* Set task:
Omit the images, then print each record below exactly as it reads.

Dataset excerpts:
»»
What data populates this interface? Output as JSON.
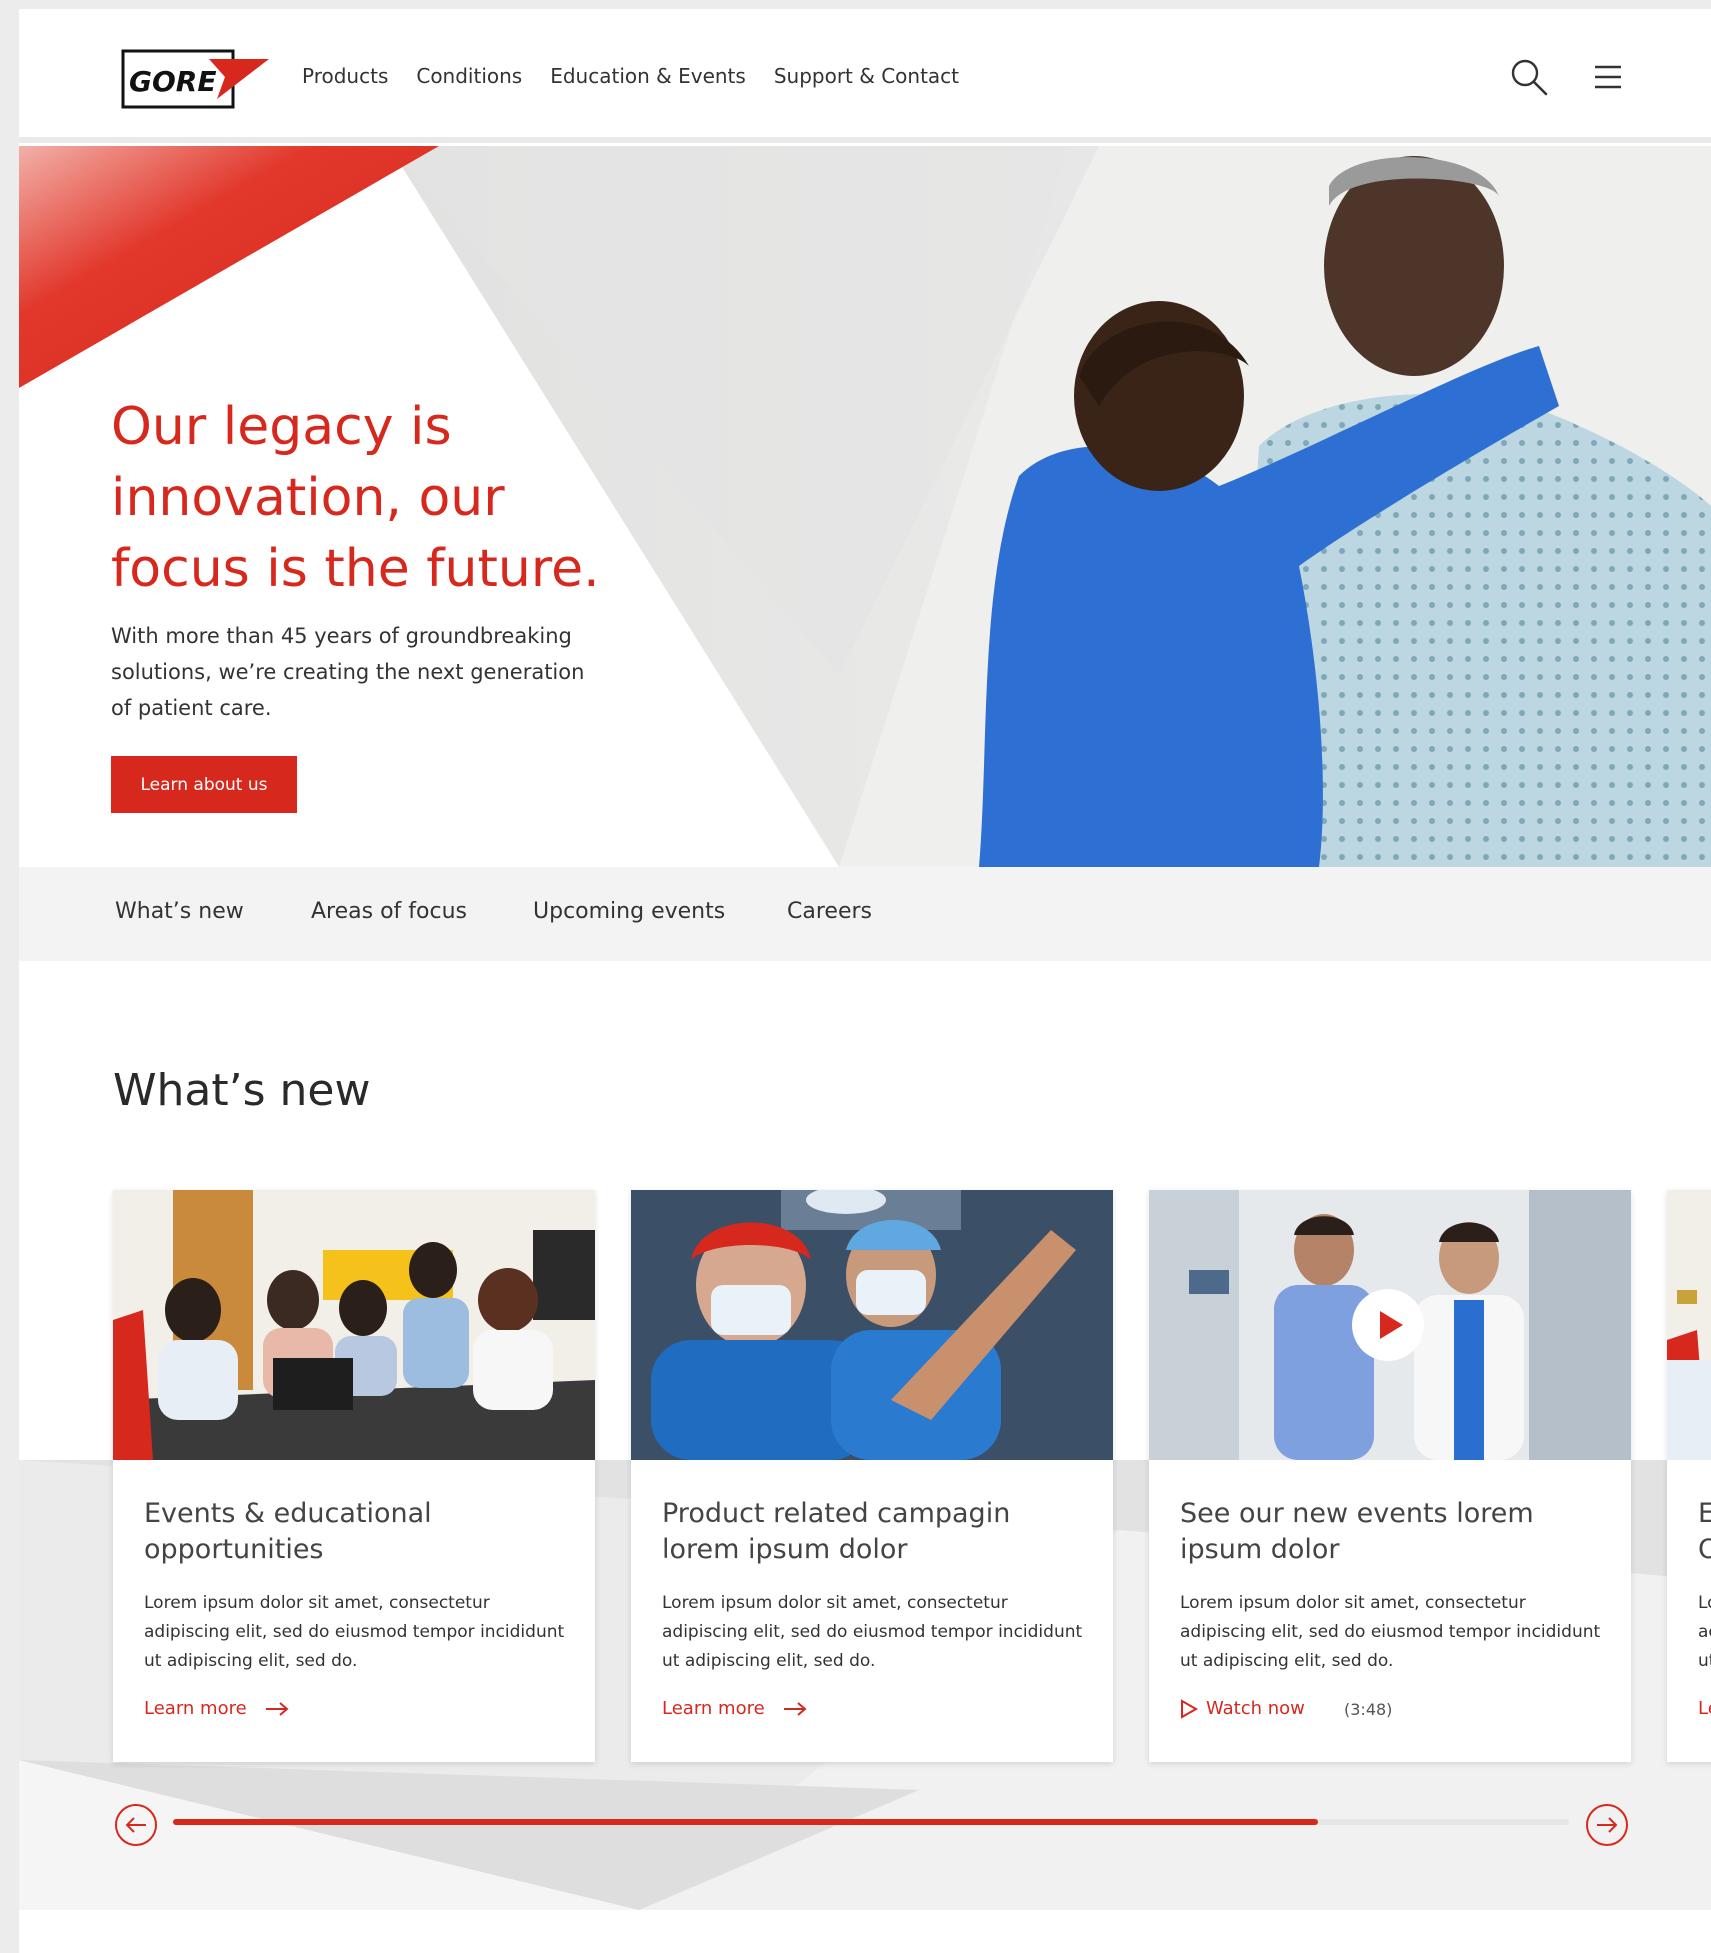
{
  "brand": {
    "logo_text": "GORE",
    "accent_color": "#d7281e"
  },
  "header": {
    "nav": [
      "Products",
      "Conditions",
      "Education & Events",
      "Support & Contact"
    ],
    "search_icon": "search-icon",
    "menu_icon": "hamburger-menu-icon"
  },
  "hero": {
    "title": "Our legacy is innovation, our focus is the future.",
    "text": "With more than 45 years of groundbreaking solutions, we’re creating the next generation of patient care.",
    "button": "Learn about us"
  },
  "subnav": [
    "What’s new",
    "Areas of focus",
    "Upcoming events",
    "Careers"
  ],
  "whats_new": {
    "title": "What’s new",
    "cards": [
      {
        "title": "Events & educational opportunities",
        "text": "Lorem ipsum dolor sit amet, consectetur adipiscing elit, sed do eiusmod tempor incididunt ut adipiscing elit, sed do.",
        "link": "Learn more"
      },
      {
        "title": "Product related campagin lorem ipsum dolor",
        "text": "Lorem ipsum dolor sit amet, consectetur adipiscing elit, sed do eiusmod tempor incididunt ut adipiscing elit, sed do.",
        "link": "Learn more"
      },
      {
        "title": "See our new events lorem ipsum dolor",
        "text": "Lorem ipsum dolor sit amet, consectetur adipiscing elit, sed do eiusmod tempor incididunt ut adipiscing elit, sed do.",
        "link": "Watch now",
        "duration": "(3:48)"
      },
      {
        "title": "E O",
        "text": "Lo ac ut",
        "link": "Le"
      }
    ],
    "slider_progress": 0.82
  }
}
««
* Solution:
What data populates this interface? Output as JSON.
{
  "brand": {
    "logo_text": "GORE",
    "accent_color": "#d7281e"
  },
  "header": {
    "nav": [
      "Products",
      "Conditions",
      "Education & Events",
      "Support & Contact"
    ],
    "search_icon": "search-icon",
    "menu_icon": "hamburger-menu-icon"
  },
  "hero": {
    "title": "Our legacy is innovation, our focus is the future.",
    "text": "With more than 45 years of groundbreaking solutions, we’re creating the next generation of patient care.",
    "button": "Learn about us"
  },
  "subnav": [
    "What’s new",
    "Areas of focus",
    "Upcoming events",
    "Careers"
  ],
  "whats_new": {
    "title": "What’s new",
    "cards": [
      {
        "title": "Events & educational opportunities",
        "text": "Lorem ipsum dolor sit amet, consectetur adipiscing elit, sed do eiusmod tempor incididunt ut adipiscing elit, sed do.",
        "link": "Learn more"
      },
      {
        "title": "Product related campagin lorem ipsum dolor",
        "text": "Lorem ipsum dolor sit amet, consectetur adipiscing elit, sed do eiusmod tempor incididunt ut adipiscing elit, sed do.",
        "link": "Learn more"
      },
      {
        "title": "See our new events lorem ipsum dolor",
        "text": "Lorem ipsum dolor sit amet, consectetur adipiscing elit, sed do eiusmod tempor incididunt ut adipiscing elit, sed do.",
        "link": "Watch now",
        "duration": "(3:48)"
      },
      {
        "title": "E O",
        "text": "Lo ac ut",
        "link": "Le"
      }
    ],
    "slider_progress": 0.82
  }
}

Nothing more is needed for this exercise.